╭─ DATA SHOWN

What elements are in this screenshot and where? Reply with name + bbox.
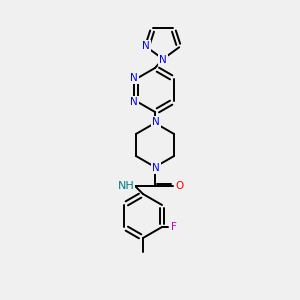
Text: N: N [142, 41, 150, 51]
Text: NH: NH [118, 181, 134, 191]
Text: N: N [152, 163, 160, 173]
Text: F: F [171, 222, 177, 232]
Text: N: N [152, 117, 160, 127]
Text: N: N [130, 97, 138, 107]
Text: N: N [130, 73, 138, 83]
Text: O: O [175, 181, 183, 191]
Text: N: N [159, 55, 167, 65]
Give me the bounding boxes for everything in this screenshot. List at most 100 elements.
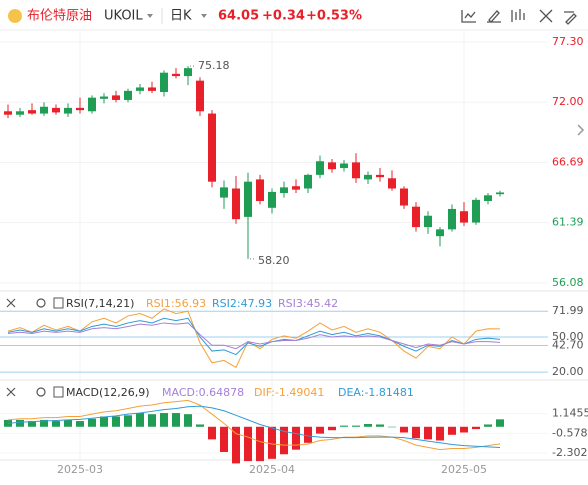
- candle-body: [292, 186, 300, 190]
- candle-body: [316, 161, 324, 175]
- dropdown-arrow[interactable]: [147, 14, 153, 18]
- settings-button[interactable]: [564, 11, 577, 25]
- draw-button[interactable]: [487, 10, 501, 23]
- dropdown-arrow[interactable]: [201, 14, 207, 18]
- macd-bar: [100, 416, 108, 427]
- legend-entry: RSI3:45.42: [278, 297, 338, 310]
- macd-bar: [136, 413, 144, 427]
- legend-entry: DIF:-1.49041: [254, 386, 324, 399]
- macd-bar: [172, 413, 180, 427]
- candle-body: [280, 187, 288, 194]
- symbol[interactable]: UKOIL: [104, 9, 143, 24]
- candle-body: [88, 97, 96, 112]
- candle-body: [160, 72, 168, 92]
- period[interactable]: 日K: [170, 9, 192, 24]
- indicator-icon: [53, 386, 64, 398]
- y-tick-label: -0.57866: [552, 426, 588, 439]
- candle-body: [484, 195, 492, 201]
- y-tick-label: 56.08: [552, 276, 584, 289]
- annotation: 75.18: [198, 59, 230, 72]
- y-tick-label: 61.39: [552, 216, 584, 229]
- candle-body: [52, 107, 60, 113]
- candle-body: [436, 229, 444, 237]
- macd-bar: [268, 426, 276, 459]
- candle-body: [376, 174, 384, 178]
- candle-body: [100, 96, 108, 99]
- candle-body: [40, 106, 48, 114]
- macd-bar: [340, 425, 348, 427]
- candle-body: [208, 113, 216, 182]
- y-tick-label: 50.00: [552, 330, 584, 343]
- macd-bar: [388, 426, 396, 428]
- collapse-button[interactable]: [577, 124, 585, 136]
- candle-body: [400, 188, 408, 206]
- macd-bar: [184, 414, 192, 427]
- candle-body: [340, 163, 348, 169]
- candle-body: [112, 95, 120, 100]
- candle-body: [388, 178, 396, 189]
- candle-body: [496, 192, 504, 195]
- macd-bar: [292, 426, 300, 450]
- indicator-button[interactable]: [461, 10, 476, 23]
- macd-bar: [304, 426, 312, 443]
- indicator-title: MACD(12,26,9): [66, 386, 150, 399]
- macd-bar: [424, 426, 432, 440]
- candle-body: [4, 111, 12, 115]
- indicator-settings[interactable]: [36, 298, 46, 308]
- change-pct: +0.53%: [306, 9, 362, 24]
- macd-line: [7, 399, 501, 451]
- rsi-line: [7, 308, 501, 369]
- macd-bar: [52, 421, 60, 427]
- macd-bar: [436, 426, 444, 441]
- close-indicator[interactable]: [6, 298, 16, 308]
- macd-bar: [364, 424, 372, 427]
- macd-bar: [160, 413, 168, 427]
- chart-type-button[interactable]: [511, 9, 525, 22]
- indicator-title: RSI(7,14,21): [66, 297, 134, 310]
- indicator-icon: [53, 297, 64, 309]
- macd-bar: [148, 414, 156, 427]
- candle-body: [328, 162, 336, 170]
- macd-bar: [472, 426, 480, 430]
- macd-bar: [220, 426, 228, 452]
- macd-bar: [496, 419, 504, 427]
- macd-bar: [124, 415, 132, 427]
- y-tick-label: 77.30: [552, 35, 584, 48]
- candle-body: [268, 191, 276, 208]
- candle-body: [232, 188, 240, 220]
- annotation: 58.20: [258, 254, 290, 267]
- fullscreen-button[interactable]: [539, 9, 553, 23]
- candle-body: [424, 215, 432, 228]
- instrument-name[interactable]: 布伦特原油: [27, 9, 92, 24]
- macd-bar: [484, 424, 492, 427]
- y-tick-label: 66.69: [552, 155, 584, 168]
- macd-bar: [400, 426, 408, 433]
- y-tick-label: 1.14555: [552, 407, 588, 420]
- candle-body: [352, 162, 360, 179]
- macd-bar: [244, 426, 252, 462]
- candle-body: [220, 187, 228, 198]
- macd-bar: [76, 421, 84, 427]
- legend-entry: RSI1:56.93: [146, 297, 206, 310]
- legend-entry: DEA:-1.81481: [338, 386, 414, 399]
- macd-bar: [352, 425, 360, 427]
- macd-bar: [316, 426, 324, 434]
- macd-bar: [196, 424, 204, 427]
- indicator-settings[interactable]: [36, 387, 46, 397]
- close-indicator[interactable]: [6, 387, 16, 397]
- macd-bar: [412, 426, 420, 439]
- y-tick-label: 42.70: [552, 339, 584, 352]
- candle-body: [412, 206, 420, 228]
- candle-body: [184, 68, 192, 77]
- candle-body: [256, 179, 264, 201]
- candle-body: [472, 199, 480, 223]
- candle-body: [16, 111, 24, 115]
- x-tick-label: 2025-04: [249, 463, 295, 476]
- candle-body: [76, 107, 84, 111]
- candle-body: [460, 211, 468, 223]
- change: +0.34: [262, 9, 305, 24]
- y-tick-label: 72.00: [552, 95, 584, 108]
- x-tick-label: 2025-03: [57, 463, 103, 476]
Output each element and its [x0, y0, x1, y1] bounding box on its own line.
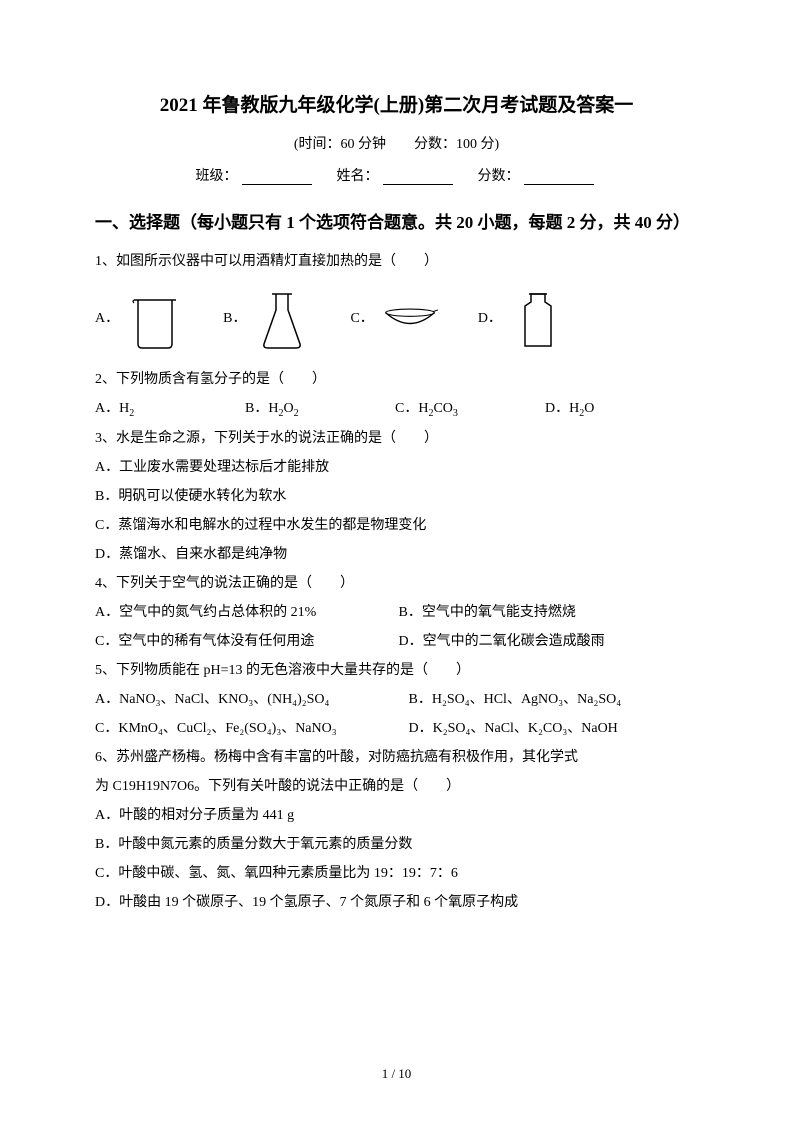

╰─

• **INSTRUCTIONS FOR THE TASK**:
Convert part of the listing into a Markdown table with the columns "Row" and "Text," numbering each line and leaving out blank lines. Begin at the line that contains "- candle-body: [292, 186, 300, 190]" and stop after the line that contains "- draw-button[interactable]: [487, 10, 501, 23]".

• **TASK ANSWER**:
| Row | Text |
|---|---|
| 1 | - candle-body: [292, 186, 300, 190] |
| 2 | - candle-body: [316, 161, 324, 175] |
| 3 | - dropdown-arrow[interactable]: [147, 14, 153, 18] |
| 4 | - settings-button[interactable]: [564, 11, 577, 25] |
| 5 | - draw-button[interactable]: [487, 10, 501, 23] |